------ Data entries ------
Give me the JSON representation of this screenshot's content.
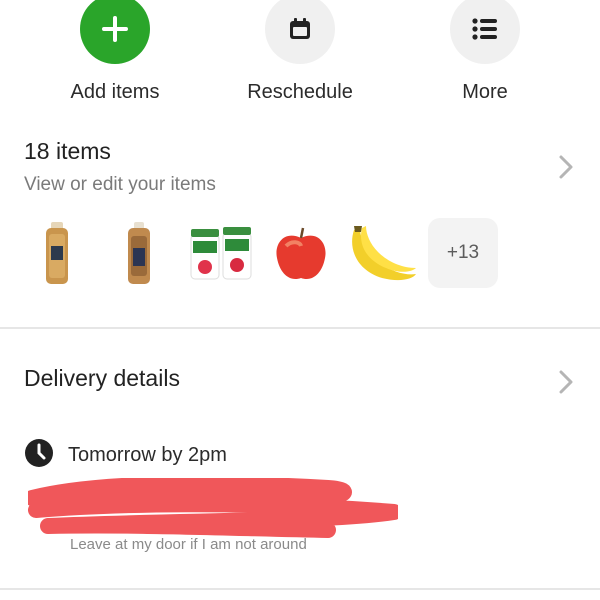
{
  "actions": [
    {
      "label": "Add items",
      "icon": "plus-icon"
    },
    {
      "label": "Reschedule",
      "icon": "calendar-icon"
    },
    {
      "label": "More",
      "icon": "list-icon"
    }
  ],
  "items": {
    "count_label": "18 items",
    "subtitle": "View or edit your items",
    "thumbnails": [
      "bread-loaf-product",
      "bread-loaf-product",
      "activia-yogurt-product",
      "apple-product",
      "banana-product"
    ],
    "overflow_label": "+13"
  },
  "delivery": {
    "title": "Delivery details",
    "slot": "Tomorrow by 2pm",
    "instructions": "Leave at my door if I am not around"
  },
  "colors": {
    "accent_green": "#2aa52a",
    "icon_bg": "#f0f0f0",
    "redaction": "#f0575a"
  }
}
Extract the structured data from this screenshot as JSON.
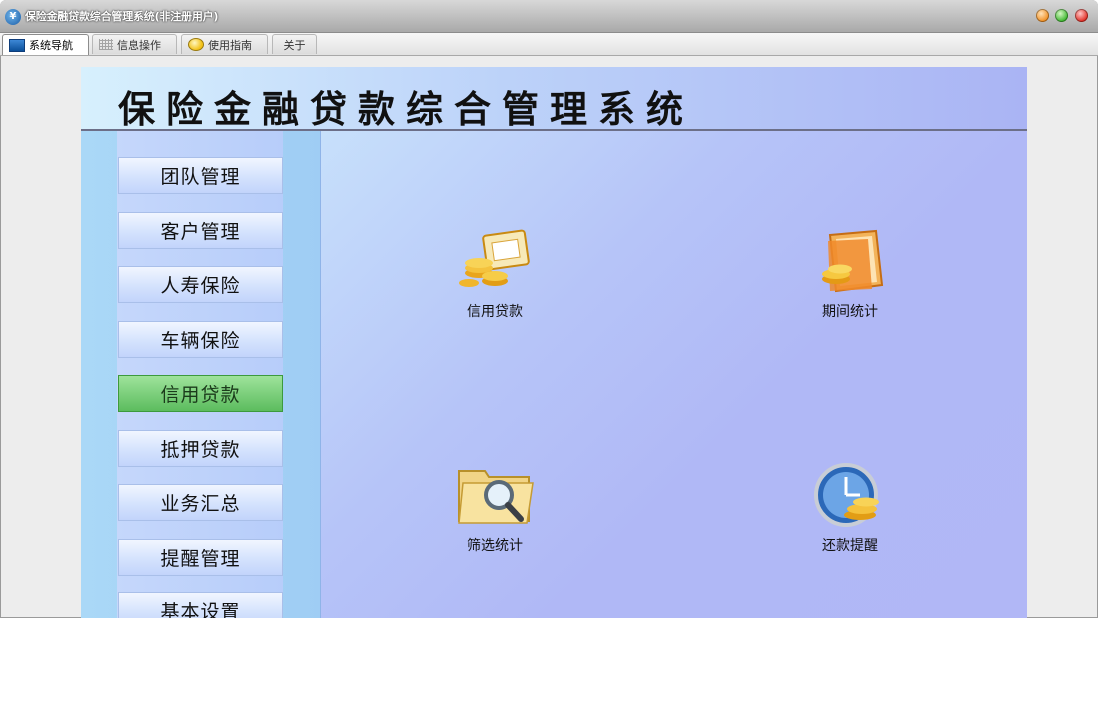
{
  "window": {
    "title": "保险金融贷款综合管理系统(非注册用户)"
  },
  "tabs": [
    {
      "label": "系统导航",
      "icon": "monitor-icon"
    },
    {
      "label": "信息操作",
      "icon": "grid-icon"
    },
    {
      "label": "使用指南",
      "icon": "guide-icon"
    },
    {
      "label": "关于",
      "icon": ""
    }
  ],
  "banner": {
    "title": "保险金融贷款综合管理系统"
  },
  "sidebar": {
    "items": [
      {
        "label": "团队管理"
      },
      {
        "label": "客户管理"
      },
      {
        "label": "人寿保险"
      },
      {
        "label": "车辆保险"
      },
      {
        "label": "信用贷款"
      },
      {
        "label": "抵押贷款"
      },
      {
        "label": "业务汇总"
      },
      {
        "label": "提醒管理"
      },
      {
        "label": "基本设置"
      }
    ]
  },
  "features": [
    {
      "label": "信用贷款",
      "icon": "coins-card-icon"
    },
    {
      "label": "期间统计",
      "icon": "coins-folder-icon"
    },
    {
      "label": "筛选统计",
      "icon": "folder-search-icon"
    },
    {
      "label": "还款提醒",
      "icon": "clock-coins-icon"
    }
  ],
  "colors": {
    "active_item": "#5cbc5e",
    "panel_bg": "#b1b8f6"
  }
}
------
*Short exercise*
Retype each line of the listing above word for word. Exclude the pictures.

*Task answer*
Give me the JSON representation of this screenshot's content.
{
  "actions": [
    {
      "label": "Add items",
      "icon": "plus-icon"
    },
    {
      "label": "Reschedule",
      "icon": "calendar-icon"
    },
    {
      "label": "More",
      "icon": "list-icon"
    }
  ],
  "items": {
    "count_label": "18 items",
    "subtitle": "View or edit your items",
    "thumbnails": [
      "bread-loaf-product",
      "bread-loaf-product",
      "activia-yogurt-product",
      "apple-product",
      "banana-product"
    ],
    "overflow_label": "+13"
  },
  "delivery": {
    "title": "Delivery details",
    "slot": "Tomorrow by 2pm",
    "instructions": "Leave at my door if I am not around"
  },
  "colors": {
    "accent_green": "#2aa52a",
    "icon_bg": "#f0f0f0",
    "redaction": "#f0575a"
  }
}
Extract the structured data from this screenshot as JSON.
{
  "window": {
    "title": "保险金融贷款综合管理系统(非注册用户)"
  },
  "tabs": [
    {
      "label": "系统导航",
      "icon": "monitor-icon"
    },
    {
      "label": "信息操作",
      "icon": "grid-icon"
    },
    {
      "label": "使用指南",
      "icon": "guide-icon"
    },
    {
      "label": "关于",
      "icon": ""
    }
  ],
  "banner": {
    "title": "保险金融贷款综合管理系统"
  },
  "sidebar": {
    "items": [
      {
        "label": "团队管理"
      },
      {
        "label": "客户管理"
      },
      {
        "label": "人寿保险"
      },
      {
        "label": "车辆保险"
      },
      {
        "label": "信用贷款"
      },
      {
        "label": "抵押贷款"
      },
      {
        "label": "业务汇总"
      },
      {
        "label": "提醒管理"
      },
      {
        "label": "基本设置"
      }
    ]
  },
  "features": [
    {
      "label": "信用贷款",
      "icon": "coins-card-icon"
    },
    {
      "label": "期间统计",
      "icon": "coins-folder-icon"
    },
    {
      "label": "筛选统计",
      "icon": "folder-search-icon"
    },
    {
      "label": "还款提醒",
      "icon": "clock-coins-icon"
    }
  ],
  "colors": {
    "active_item": "#5cbc5e",
    "panel_bg": "#b1b8f6"
  }
}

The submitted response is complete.